PROBLEM STATEMENT ▸
All of the data below must be repeated exactly.

DATA SHOWN ▸
== == ==
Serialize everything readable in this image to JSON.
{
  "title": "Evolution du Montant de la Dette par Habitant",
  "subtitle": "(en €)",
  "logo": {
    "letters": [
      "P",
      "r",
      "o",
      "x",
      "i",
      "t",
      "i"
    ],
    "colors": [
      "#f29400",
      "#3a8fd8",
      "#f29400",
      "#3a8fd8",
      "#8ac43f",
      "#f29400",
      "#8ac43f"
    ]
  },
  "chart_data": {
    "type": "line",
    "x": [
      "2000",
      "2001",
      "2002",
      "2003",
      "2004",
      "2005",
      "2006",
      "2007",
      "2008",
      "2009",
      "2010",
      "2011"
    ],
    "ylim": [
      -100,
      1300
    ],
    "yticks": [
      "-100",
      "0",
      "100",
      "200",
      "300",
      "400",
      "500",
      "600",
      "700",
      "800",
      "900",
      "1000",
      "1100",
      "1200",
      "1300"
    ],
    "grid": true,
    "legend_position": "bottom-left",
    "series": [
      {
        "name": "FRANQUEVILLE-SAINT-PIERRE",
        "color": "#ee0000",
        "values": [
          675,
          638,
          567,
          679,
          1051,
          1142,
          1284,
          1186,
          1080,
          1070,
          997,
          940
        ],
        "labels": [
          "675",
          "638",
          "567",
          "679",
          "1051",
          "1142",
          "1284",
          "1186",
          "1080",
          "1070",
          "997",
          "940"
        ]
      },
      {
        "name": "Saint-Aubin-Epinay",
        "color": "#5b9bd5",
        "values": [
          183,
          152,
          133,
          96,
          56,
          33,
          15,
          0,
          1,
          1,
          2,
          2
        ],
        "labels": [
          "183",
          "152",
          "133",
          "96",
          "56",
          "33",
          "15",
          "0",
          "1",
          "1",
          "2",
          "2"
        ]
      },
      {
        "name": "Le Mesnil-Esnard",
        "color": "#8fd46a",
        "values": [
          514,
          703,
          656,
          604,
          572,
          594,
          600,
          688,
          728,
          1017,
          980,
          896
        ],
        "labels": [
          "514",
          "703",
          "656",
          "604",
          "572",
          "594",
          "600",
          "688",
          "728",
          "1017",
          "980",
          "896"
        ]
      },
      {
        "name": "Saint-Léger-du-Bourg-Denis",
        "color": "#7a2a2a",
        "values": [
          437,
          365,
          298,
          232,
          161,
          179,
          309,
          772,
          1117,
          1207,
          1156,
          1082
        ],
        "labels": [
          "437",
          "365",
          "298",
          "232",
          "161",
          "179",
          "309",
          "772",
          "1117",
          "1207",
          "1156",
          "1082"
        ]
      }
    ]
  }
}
== == ==
TASK ANSWER ▸
Serialize everything readable in this image to JSON.
{
  "title": "Evolution du Montant de la Dette par Habitant",
  "subtitle": "(en €)",
  "logo": {
    "letters": [
      "P",
      "r",
      "o",
      "x",
      "i",
      "t",
      "i"
    ],
    "colors": [
      "#f29400",
      "#3a8fd8",
      "#f29400",
      "#3a8fd8",
      "#8ac43f",
      "#f29400",
      "#8ac43f"
    ]
  },
  "chart_data": {
    "type": "line",
    "x": [
      "2000",
      "2001",
      "2002",
      "2003",
      "2004",
      "2005",
      "2006",
      "2007",
      "2008",
      "2009",
      "2010",
      "2011"
    ],
    "ylim": [
      -100,
      1300
    ],
    "yticks": [
      "-100",
      "0",
      "100",
      "200",
      "300",
      "400",
      "500",
      "600",
      "700",
      "800",
      "900",
      "1000",
      "1100",
      "1200",
      "1300"
    ],
    "grid": true,
    "legend_position": "bottom-left",
    "series": [
      {
        "name": "FRANQUEVILLE-SAINT-PIERRE",
        "color": "#ee0000",
        "values": [
          675,
          638,
          567,
          679,
          1051,
          1142,
          1284,
          1186,
          1080,
          1070,
          997,
          940
        ],
        "labels": [
          "675",
          "638",
          "567",
          "679",
          "1051",
          "1142",
          "1284",
          "1186",
          "1080",
          "1070",
          "997",
          "940"
        ]
      },
      {
        "name": "Saint-Aubin-Epinay",
        "color": "#5b9bd5",
        "values": [
          183,
          152,
          133,
          96,
          56,
          33,
          15,
          0,
          1,
          1,
          2,
          2
        ],
        "labels": [
          "183",
          "152",
          "133",
          "96",
          "56",
          "33",
          "15",
          "0",
          "1",
          "1",
          "2",
          "2"
        ]
      },
      {
        "name": "Le Mesnil-Esnard",
        "color": "#8fd46a",
        "values": [
          514,
          703,
          656,
          604,
          572,
          594,
          600,
          688,
          728,
          1017,
          980,
          896
        ],
        "labels": [
          "514",
          "703",
          "656",
          "604",
          "572",
          "594",
          "600",
          "688",
          "728",
          "1017",
          "980",
          "896"
        ]
      },
      {
        "name": "Saint-Léger-du-Bourg-Denis",
        "color": "#7a2a2a",
        "values": [
          437,
          365,
          298,
          232,
          161,
          179,
          309,
          772,
          1117,
          1207,
          1156,
          1082
        ],
        "labels": [
          "437",
          "365",
          "298",
          "232",
          "161",
          "179",
          "309",
          "772",
          "1117",
          "1207",
          "1156",
          "1082"
        ]
      }
    ]
  }
}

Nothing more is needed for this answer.